• **EXCERPT**:
# Glazunov's Writings, Blog 6: Mozart in All of Us



## Huilunsoittaja

A big thanks to a German-speaking friend who volunteered to translate this for me. This speech was likely made originally in German for a symposium because it dates 1931, after Glazunov left the USSR for good. Mozart fans would especially be interested in this, enjoy!

Mozart in all of us

In the second half of the 18th century, a miracle happened on this planet: in the heavens of art a new star emerged, whose glistening overshadowed all other earthly lights, and which disappeared as fast as it came. This phenomenon left his peers in astonishment. But even today mankind experiences as much excitement from Mozart, the biggest artistic genius of all music.

Even in his infancy he possessed rich natural gifts. Thus was his life goal predetermined. In his early childhood he already gluttonously consumed everything that was created before him musically. Thanks to his father, the esteemed musician Leopold Mozart, who guided his first steps, he was a fully educated musician at the age of three when his first creative impulses showed. As easy as child's play he learned playing violin and cembalo. He possessed everything a musician needs: a fantastic ear, extraordinary memory and a curious spirit.

Blessed with talent, knowledge and an unusual mastery of the musical technique, he was able to influence all areas of instrumental and vocal music. He was equally good in all of it, and from the beginning he avoided commitment to any specific area. Despite his early maturity the height of his accomplishments started by the end of the seventies, so in the last 12 to 15 years of his short life, with masterpieces such as Idomeneo, the string quintet in C minor, the symphony in D major and others.

When Mozart started, the age of polyphony with Bach as its main representative was succeeded by homophony, whose champion was seen to be Haydn.

Mozart thus stood in the intersection of both directions. Both styles are recognizable in his works. He allegedly said that all that was created before him belonged to him.

With intention he used the themes of his predecessors, creating an independent arrangement of Handel's Messias which brought him plenty reproach.

Although in his characteristic works he reflected the 18th century, he did so with a unique, clearly outlined profile. His polyphony is more intimate and lyrical than the previous, the complexity of his music never loaded with artificiality or dryness. The freshness and genuine beauty of his musical thoughts pair with the purity of style and exemplary processing. With all the courage in his writing no part hurts the ear. He avoids every "break" of the traditions developed through centuries.

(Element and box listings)
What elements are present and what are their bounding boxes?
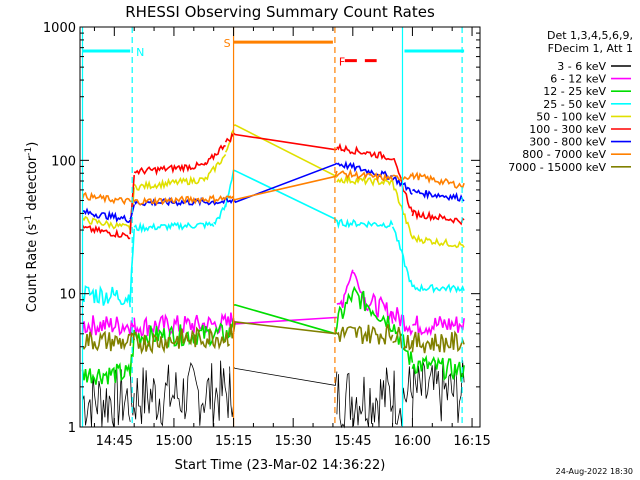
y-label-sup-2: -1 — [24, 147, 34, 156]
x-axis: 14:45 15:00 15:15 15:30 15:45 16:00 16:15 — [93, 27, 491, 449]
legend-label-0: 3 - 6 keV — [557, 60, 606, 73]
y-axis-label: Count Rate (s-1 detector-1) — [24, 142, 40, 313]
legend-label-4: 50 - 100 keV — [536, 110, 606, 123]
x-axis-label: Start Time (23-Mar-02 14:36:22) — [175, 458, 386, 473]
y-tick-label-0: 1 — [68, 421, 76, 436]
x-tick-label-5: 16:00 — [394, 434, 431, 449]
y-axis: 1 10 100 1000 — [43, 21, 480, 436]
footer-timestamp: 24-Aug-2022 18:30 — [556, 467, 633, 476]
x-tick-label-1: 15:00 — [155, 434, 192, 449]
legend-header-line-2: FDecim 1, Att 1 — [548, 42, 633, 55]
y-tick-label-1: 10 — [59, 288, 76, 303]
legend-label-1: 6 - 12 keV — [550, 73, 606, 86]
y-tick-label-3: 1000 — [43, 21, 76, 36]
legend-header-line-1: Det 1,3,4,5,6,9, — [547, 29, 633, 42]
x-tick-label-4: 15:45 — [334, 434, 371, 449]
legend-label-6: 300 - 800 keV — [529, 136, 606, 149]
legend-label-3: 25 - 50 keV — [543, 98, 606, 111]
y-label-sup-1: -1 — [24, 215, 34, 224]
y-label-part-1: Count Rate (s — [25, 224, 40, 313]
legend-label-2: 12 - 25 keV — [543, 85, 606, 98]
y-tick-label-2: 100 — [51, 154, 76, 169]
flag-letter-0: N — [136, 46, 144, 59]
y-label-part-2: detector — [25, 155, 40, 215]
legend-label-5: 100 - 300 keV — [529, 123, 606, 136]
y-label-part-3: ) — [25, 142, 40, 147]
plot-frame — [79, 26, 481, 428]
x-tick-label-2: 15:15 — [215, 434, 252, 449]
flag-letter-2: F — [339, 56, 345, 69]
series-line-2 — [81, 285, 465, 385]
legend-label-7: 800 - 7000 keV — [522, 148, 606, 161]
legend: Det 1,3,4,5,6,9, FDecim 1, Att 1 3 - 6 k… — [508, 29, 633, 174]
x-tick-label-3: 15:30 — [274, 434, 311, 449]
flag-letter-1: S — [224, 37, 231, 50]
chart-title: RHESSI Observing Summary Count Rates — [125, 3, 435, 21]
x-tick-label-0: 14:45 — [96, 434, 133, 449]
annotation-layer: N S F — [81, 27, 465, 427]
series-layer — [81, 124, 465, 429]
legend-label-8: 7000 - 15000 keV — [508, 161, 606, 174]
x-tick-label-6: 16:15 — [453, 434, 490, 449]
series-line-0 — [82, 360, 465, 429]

• **TASKS TO CARRY OUT**:
**1)** Please write out the passage of the Mozart speech above, from "# Glazunov's Writings, Blog" to "in this, enjoy!".
**2)** In the Mozart speech, which two instruments did Mozart learn to play as easily as child's play?

• **FINAL ANSWERS**:
**1)**
# Glazunov's Writings, Blog 6: Mozart in All of Us



## Huilunsoittaja

A big thanks to a German-speaking friend who volunteered to translate this for me. This speech was likely made originally in German for a symposium because it dates 1931, after Glazunov left the USSR for good. Mozart fans would especially be interested in this, enjoy!

**2)** Violin and cembalo.